- **RECORDS TO USE**:
^^^^
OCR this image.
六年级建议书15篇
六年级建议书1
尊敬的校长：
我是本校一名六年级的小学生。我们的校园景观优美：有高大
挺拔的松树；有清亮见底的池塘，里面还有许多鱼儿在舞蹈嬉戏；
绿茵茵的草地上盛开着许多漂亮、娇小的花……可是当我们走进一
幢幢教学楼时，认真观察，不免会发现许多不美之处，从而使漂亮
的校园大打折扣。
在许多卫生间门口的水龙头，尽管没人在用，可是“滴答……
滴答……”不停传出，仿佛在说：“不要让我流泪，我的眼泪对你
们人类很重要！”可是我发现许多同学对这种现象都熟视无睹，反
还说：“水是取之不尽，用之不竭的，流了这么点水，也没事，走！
^^^^
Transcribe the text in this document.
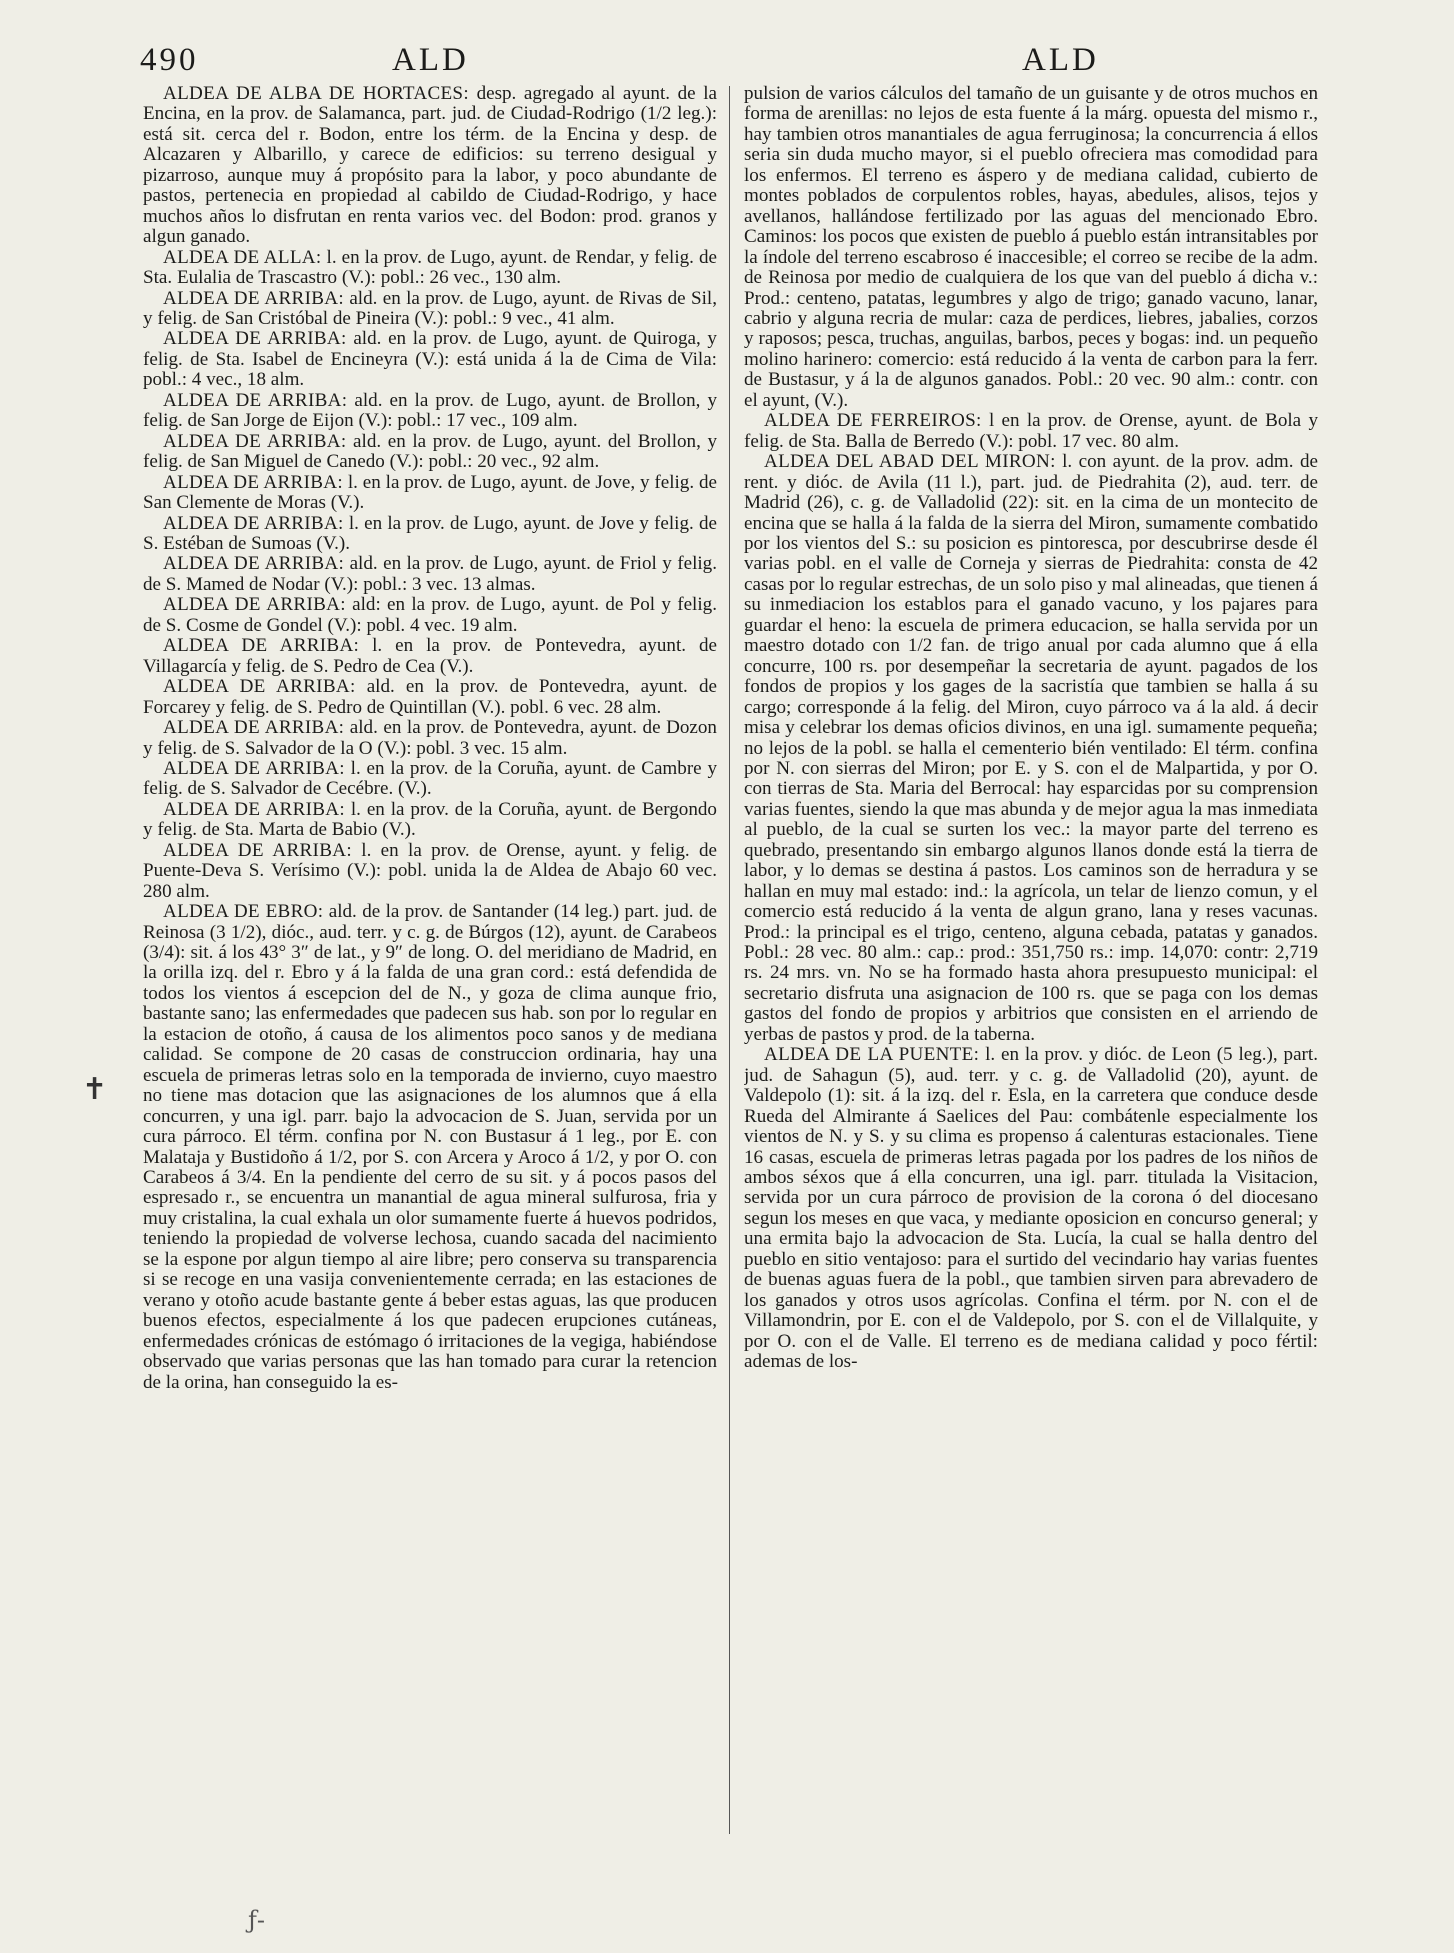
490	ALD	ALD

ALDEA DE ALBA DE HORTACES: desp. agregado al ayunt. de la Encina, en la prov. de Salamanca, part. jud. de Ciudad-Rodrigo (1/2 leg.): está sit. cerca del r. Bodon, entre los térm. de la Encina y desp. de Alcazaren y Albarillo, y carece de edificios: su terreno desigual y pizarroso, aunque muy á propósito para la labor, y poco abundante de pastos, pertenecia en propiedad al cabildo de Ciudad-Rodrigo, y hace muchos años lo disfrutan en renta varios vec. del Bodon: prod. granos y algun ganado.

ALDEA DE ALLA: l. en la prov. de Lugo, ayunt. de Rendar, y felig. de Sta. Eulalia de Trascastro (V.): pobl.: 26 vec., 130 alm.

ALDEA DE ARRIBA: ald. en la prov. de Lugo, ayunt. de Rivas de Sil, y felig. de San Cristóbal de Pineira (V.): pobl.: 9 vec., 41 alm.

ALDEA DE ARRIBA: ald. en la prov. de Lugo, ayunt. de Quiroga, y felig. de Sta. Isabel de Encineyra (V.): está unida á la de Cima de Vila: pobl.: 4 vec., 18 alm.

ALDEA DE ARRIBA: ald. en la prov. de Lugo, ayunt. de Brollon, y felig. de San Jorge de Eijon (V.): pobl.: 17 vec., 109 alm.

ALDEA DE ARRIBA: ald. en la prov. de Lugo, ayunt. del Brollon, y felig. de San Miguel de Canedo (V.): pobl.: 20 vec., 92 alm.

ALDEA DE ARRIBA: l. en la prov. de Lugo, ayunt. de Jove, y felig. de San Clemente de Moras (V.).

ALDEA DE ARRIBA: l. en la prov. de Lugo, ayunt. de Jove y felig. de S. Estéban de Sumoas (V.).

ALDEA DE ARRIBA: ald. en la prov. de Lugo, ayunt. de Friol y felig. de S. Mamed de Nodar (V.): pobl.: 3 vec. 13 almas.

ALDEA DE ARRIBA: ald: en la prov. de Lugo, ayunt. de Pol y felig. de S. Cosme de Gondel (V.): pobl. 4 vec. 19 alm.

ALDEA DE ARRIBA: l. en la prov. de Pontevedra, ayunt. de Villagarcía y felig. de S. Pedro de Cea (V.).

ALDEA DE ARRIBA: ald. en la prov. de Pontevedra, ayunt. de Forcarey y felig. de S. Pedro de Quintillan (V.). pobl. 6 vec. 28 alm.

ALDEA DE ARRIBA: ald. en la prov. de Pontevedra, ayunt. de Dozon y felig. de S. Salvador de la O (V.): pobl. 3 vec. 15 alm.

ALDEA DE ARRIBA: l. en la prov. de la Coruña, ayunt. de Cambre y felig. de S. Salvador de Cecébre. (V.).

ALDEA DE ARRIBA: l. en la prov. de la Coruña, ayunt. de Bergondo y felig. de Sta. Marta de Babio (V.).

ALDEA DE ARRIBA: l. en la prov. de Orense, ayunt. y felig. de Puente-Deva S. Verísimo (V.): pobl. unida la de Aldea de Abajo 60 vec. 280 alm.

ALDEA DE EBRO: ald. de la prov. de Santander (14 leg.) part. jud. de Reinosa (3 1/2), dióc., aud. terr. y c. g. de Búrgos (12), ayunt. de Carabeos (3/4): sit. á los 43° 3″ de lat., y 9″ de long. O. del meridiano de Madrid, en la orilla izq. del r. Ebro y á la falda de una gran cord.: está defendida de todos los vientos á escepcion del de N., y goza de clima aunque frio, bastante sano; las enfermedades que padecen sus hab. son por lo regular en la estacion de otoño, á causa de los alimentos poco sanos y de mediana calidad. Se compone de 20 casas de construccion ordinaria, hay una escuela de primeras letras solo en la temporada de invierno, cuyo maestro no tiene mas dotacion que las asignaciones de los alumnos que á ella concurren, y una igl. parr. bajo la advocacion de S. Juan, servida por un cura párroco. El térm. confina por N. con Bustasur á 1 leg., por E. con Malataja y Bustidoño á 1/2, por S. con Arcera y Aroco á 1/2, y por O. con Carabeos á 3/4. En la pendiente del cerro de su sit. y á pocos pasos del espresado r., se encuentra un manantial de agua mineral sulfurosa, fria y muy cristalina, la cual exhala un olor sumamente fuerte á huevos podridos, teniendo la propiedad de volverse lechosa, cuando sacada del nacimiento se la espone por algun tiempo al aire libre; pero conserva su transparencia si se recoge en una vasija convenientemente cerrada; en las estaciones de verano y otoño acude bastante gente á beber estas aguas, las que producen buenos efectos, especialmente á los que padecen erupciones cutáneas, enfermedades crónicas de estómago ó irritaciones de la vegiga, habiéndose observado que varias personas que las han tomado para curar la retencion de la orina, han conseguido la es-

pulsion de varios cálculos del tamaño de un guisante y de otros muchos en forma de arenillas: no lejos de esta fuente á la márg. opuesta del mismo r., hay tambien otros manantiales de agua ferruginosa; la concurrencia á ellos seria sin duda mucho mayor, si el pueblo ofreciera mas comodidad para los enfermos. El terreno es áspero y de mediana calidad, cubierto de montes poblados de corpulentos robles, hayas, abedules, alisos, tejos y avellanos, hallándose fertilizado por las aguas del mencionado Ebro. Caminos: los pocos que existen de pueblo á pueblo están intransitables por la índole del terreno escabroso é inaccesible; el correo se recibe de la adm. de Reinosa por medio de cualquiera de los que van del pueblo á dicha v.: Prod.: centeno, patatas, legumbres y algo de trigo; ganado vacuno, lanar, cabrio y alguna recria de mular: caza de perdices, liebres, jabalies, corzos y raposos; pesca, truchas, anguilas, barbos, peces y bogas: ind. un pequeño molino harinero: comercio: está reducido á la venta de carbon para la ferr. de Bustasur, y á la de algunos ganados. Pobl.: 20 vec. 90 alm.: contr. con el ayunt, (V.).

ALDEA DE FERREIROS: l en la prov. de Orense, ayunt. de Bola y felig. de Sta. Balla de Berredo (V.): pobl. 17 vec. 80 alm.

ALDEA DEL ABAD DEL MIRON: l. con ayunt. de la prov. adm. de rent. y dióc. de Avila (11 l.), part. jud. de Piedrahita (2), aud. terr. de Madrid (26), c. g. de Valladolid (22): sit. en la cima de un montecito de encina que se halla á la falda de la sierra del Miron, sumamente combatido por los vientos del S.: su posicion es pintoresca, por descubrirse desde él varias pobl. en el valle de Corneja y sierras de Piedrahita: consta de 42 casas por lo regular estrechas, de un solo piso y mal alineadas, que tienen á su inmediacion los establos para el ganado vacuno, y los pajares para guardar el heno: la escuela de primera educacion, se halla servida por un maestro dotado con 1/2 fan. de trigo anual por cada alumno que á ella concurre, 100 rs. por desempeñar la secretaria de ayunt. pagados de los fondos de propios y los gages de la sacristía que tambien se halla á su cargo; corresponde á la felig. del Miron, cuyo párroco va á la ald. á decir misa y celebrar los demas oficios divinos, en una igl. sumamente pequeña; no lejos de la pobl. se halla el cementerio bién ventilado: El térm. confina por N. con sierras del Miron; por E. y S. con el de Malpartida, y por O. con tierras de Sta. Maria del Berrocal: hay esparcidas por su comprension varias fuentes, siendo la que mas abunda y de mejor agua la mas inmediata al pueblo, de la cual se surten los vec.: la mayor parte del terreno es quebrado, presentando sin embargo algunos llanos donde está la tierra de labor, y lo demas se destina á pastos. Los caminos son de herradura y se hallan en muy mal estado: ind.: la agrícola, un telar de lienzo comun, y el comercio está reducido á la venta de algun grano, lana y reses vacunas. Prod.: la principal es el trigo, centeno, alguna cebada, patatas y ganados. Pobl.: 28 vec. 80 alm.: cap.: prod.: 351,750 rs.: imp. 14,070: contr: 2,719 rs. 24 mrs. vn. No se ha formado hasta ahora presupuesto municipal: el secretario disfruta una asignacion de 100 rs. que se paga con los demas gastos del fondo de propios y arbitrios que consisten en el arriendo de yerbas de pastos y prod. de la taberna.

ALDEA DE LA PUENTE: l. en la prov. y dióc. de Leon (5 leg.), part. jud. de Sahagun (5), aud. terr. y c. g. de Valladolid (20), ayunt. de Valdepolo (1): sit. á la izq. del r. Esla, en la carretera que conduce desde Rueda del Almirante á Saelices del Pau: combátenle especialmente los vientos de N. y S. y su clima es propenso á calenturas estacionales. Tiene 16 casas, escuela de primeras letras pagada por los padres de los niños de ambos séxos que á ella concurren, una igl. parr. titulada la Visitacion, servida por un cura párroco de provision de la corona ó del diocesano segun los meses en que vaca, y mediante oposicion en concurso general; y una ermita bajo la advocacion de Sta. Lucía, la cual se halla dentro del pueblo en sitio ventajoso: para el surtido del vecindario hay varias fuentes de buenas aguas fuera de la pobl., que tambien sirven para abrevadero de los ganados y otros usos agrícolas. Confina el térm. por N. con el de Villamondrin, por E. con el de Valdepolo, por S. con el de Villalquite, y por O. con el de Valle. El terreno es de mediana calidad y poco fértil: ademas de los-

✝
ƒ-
^^^^
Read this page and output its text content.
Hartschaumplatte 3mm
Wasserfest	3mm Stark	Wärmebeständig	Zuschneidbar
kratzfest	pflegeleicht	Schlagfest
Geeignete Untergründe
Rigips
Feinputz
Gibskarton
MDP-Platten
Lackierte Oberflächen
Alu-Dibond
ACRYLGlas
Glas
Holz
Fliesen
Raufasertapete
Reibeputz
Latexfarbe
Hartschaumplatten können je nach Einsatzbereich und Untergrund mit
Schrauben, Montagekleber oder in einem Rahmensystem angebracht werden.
^^^^
- **EXERCISE PROMPT**:
Where does the word "Salvador" appear in the listing? List each line that holds it.

- **CORRECT RESPONSE**:
ALDEA DE ARRIBA: ald. en la prov. de Pontevedra, ayunt. de Dozon y felig. de S. Salvador de la O (V.): pobl. 3 vec. 15 alm.
ALDEA DE ARRIBA: l. en la prov. de la Coruña, ayunt. de Cambre y felig. de S. Salvador de Cecébre. (V.).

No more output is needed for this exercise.